• _INSTRUCTION_
Go through the material below and copy each line where the word "words" appears.

─── THE DATA

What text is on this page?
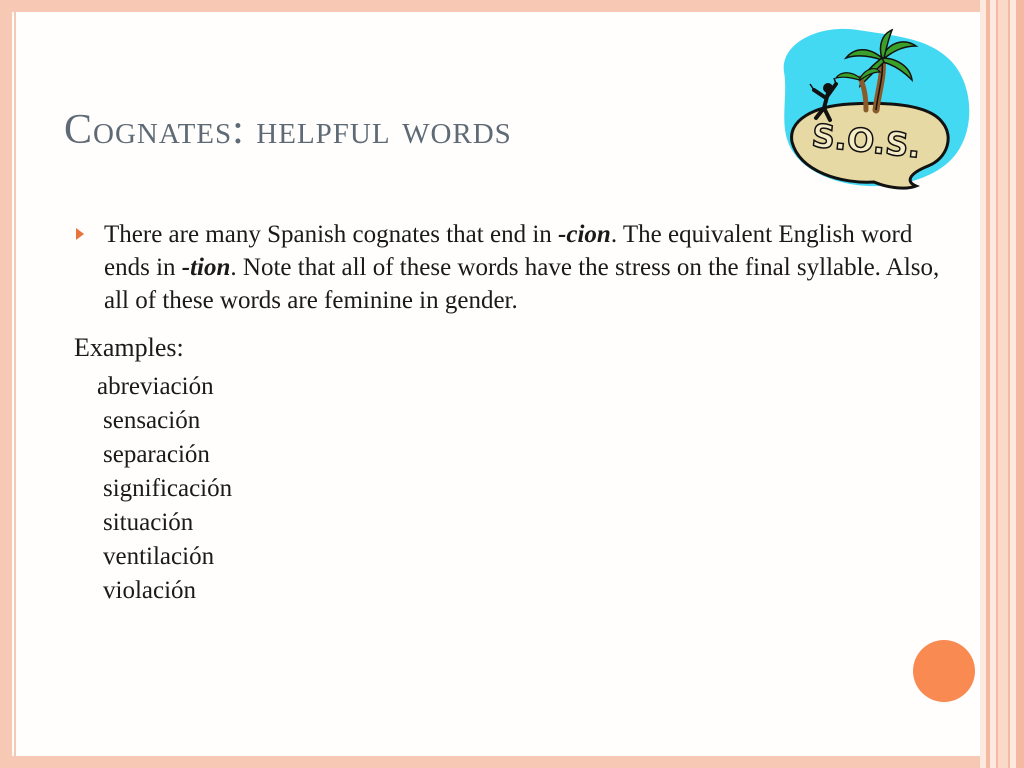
Cognates: helpful words	S.O.S.

There are many Spanish cognates that end in -cion. The equivalent English word ends in -tion. Note that all of these words have the stress on the final syllable. Also, all of these words are feminine in gender.

Examples:
abreviación
sensación
separación
significación
situación
ventilación
violación
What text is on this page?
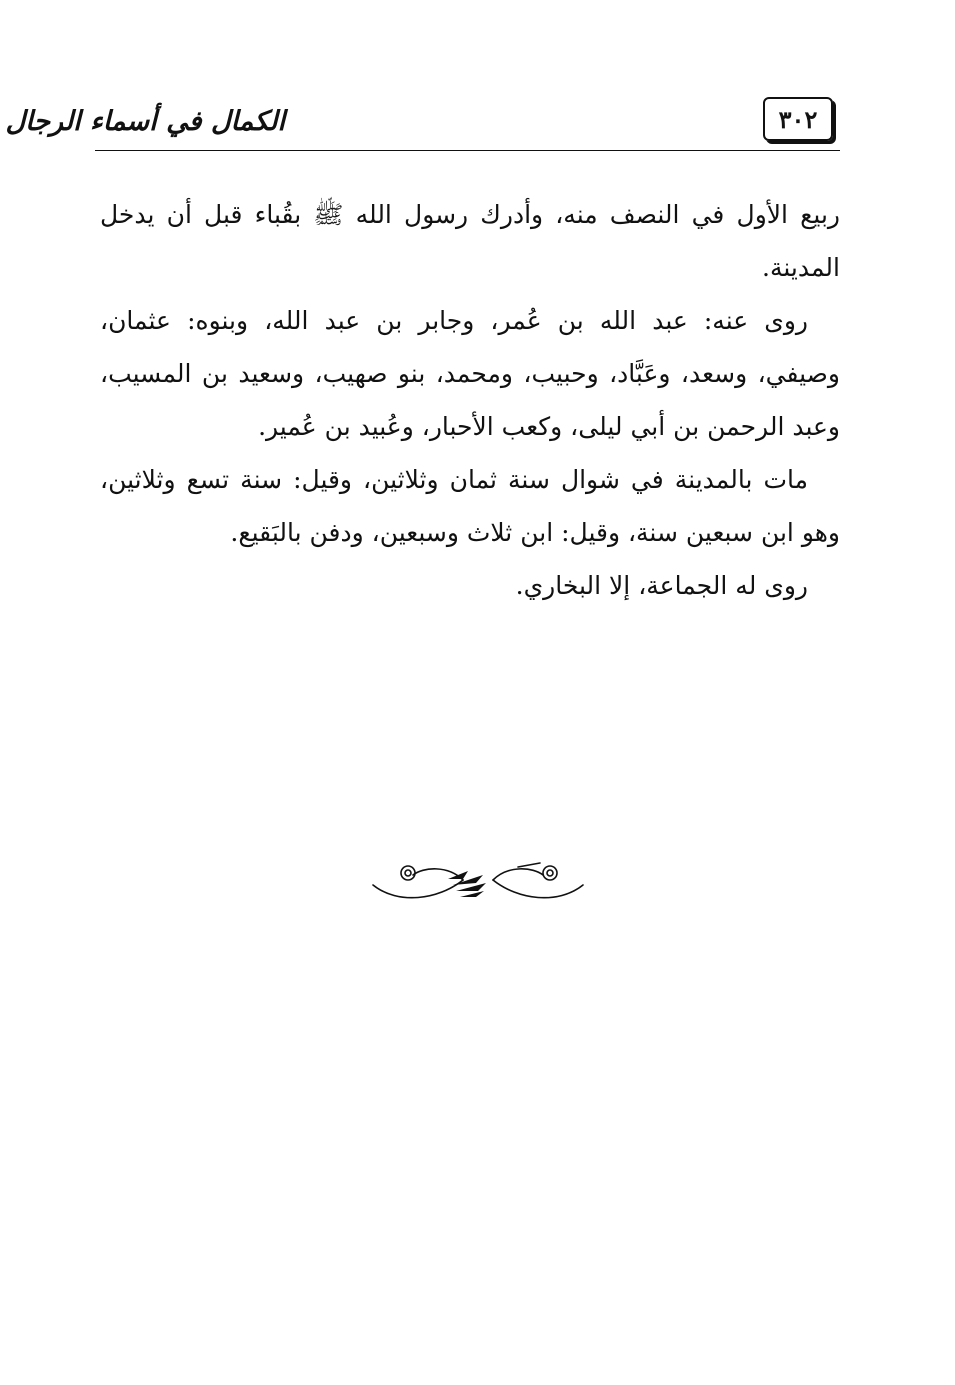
٣٠٢
الكمال في أسماء الرجال

ربيع الأول في النصف منه، وأدرك رسول الله ﷺ بقُباء قبل أن يدخل المدينة.

روى عنه: عبد الله بن عُمر، وجابر بن عبد الله، وبنوه: عثمان، وصيفي، وسعد، وعَبَّاد، وحبيب، ومحمد، بنو صهيب، وسعيد بن المسيب، وعبد الرحمن بن أبي ليلى، وكعب الأحبار، وعُبيد بن عُمير.

مات بالمدينة في شوال سنة ثمان وثلاثين، وقيل: سنة تسع وثلاثين، وهو ابن سبعين سنة، وقيل: ابن ثلاث وسبعين، ودفن بالبَقيع.

روى له الجماعة، إلا البخاري.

──────

• _WRITTEN SOLUTION_
Cognates: helpful words	S.O.S.
There are many Spanish cognates that end in -cion. The equivalent English word ends in -tion. Note that all of these words have the stress on the final syllable. Also, all of these words are feminine in gender.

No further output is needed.